■ Goal ■
Could you transcribe the material below exactly, without leaving out a single line?

■ Stored records ■
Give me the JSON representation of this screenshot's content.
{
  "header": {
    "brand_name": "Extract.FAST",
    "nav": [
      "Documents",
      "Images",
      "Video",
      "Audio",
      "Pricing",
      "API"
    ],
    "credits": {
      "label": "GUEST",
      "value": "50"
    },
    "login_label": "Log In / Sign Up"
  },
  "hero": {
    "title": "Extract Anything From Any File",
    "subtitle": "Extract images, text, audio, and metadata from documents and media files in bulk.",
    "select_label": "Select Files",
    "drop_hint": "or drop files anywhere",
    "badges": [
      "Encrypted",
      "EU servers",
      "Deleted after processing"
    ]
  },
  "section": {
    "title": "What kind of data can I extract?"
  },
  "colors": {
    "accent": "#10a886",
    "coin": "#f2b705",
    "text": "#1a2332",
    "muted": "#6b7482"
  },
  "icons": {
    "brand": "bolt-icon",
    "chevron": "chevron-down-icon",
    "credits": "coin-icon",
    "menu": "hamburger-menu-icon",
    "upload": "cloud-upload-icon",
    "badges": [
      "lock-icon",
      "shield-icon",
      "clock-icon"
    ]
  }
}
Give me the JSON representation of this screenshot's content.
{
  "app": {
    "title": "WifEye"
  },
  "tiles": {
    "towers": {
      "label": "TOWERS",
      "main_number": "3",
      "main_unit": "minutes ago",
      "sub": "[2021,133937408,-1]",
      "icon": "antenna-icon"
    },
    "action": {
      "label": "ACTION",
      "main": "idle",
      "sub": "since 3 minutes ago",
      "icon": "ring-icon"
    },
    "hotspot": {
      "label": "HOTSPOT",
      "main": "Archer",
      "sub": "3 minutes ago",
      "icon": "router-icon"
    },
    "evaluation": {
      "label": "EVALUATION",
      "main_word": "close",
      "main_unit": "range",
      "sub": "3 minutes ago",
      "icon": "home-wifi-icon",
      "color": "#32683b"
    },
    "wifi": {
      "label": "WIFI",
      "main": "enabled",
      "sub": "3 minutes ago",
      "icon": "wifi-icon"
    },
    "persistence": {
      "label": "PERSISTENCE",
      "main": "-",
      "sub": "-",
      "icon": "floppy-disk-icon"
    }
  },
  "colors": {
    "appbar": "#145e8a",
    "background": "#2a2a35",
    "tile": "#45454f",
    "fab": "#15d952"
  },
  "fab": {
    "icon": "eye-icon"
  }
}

■ Correct answer ■
Give me the JSON representation of this screenshot's content.
{
  "header": {
    "brand_name": "Extract.FAST",
    "nav": [
      "Documents",
      "Images",
      "Video",
      "Audio",
      "Pricing",
      "API"
    ],
    "credits": {
      "label": "GUEST",
      "value": "50"
    },
    "login_label": "Log In / Sign Up"
  },
  "hero": {
    "title": "Extract Anything From Any File",
    "subtitle": "Extract images, text, audio, and metadata from documents and media files in bulk.",
    "select_label": "Select Files",
    "drop_hint": "or drop files anywhere",
    "badges": [
      "Encrypted",
      "EU servers",
      "Deleted after processing"
    ]
  },
  "section": {
    "title": "What kind of data can I extract?"
  },
  "colors": {
    "accent": "#10a886",
    "coin": "#f2b705",
    "text": "#1a2332",
    "muted": "#6b7482"
  },
  "icons": {
    "brand": "bolt-icon",
    "chevron": "chevron-down-icon",
    "credits": "coin-icon",
    "menu": "hamburger-menu-icon",
    "upload": "cloud-upload-icon",
    "badges": [
      "lock-icon",
      "shield-icon",
      "clock-icon"
    ]
  }
}
Give me the JSON representation of this screenshot's content.
{
  "app": {
    "title": "WifEye"
  },
  "tiles": {
    "towers": {
      "label": "TOWERS",
      "main_number": "3",
      "main_unit": "minutes ago",
      "sub": "[2021,133937408,-1]",
      "icon": "antenna-icon"
    },
    "action": {
      "label": "ACTION",
      "main": "idle",
      "sub": "since 3 minutes ago",
      "icon": "ring-icon"
    },
    "hotspot": {
      "label": "HOTSPOT",
      "main": "Archer",
      "sub": "3 minutes ago",
      "icon": "router-icon"
    },
    "evaluation": {
      "label": "EVALUATION",
      "main_word": "close",
      "main_unit": "range",
      "sub": "3 minutes ago",
      "icon": "home-wifi-icon",
      "color": "#32683b"
    },
    "wifi": {
      "label": "WIFI",
      "main": "enabled",
      "sub": "3 minutes ago",
      "icon": "wifi-icon"
    },
    "persistence": {
      "label": "PERSISTENCE",
      "main": "-",
      "sub": "-",
      "icon": "floppy-disk-icon"
    }
  },
  "colors": {
    "appbar": "#145e8a",
    "background": "#2a2a35",
    "tile": "#45454f",
    "fab": "#15d952"
  },
  "fab": {
    "icon": "eye-icon"
  }
}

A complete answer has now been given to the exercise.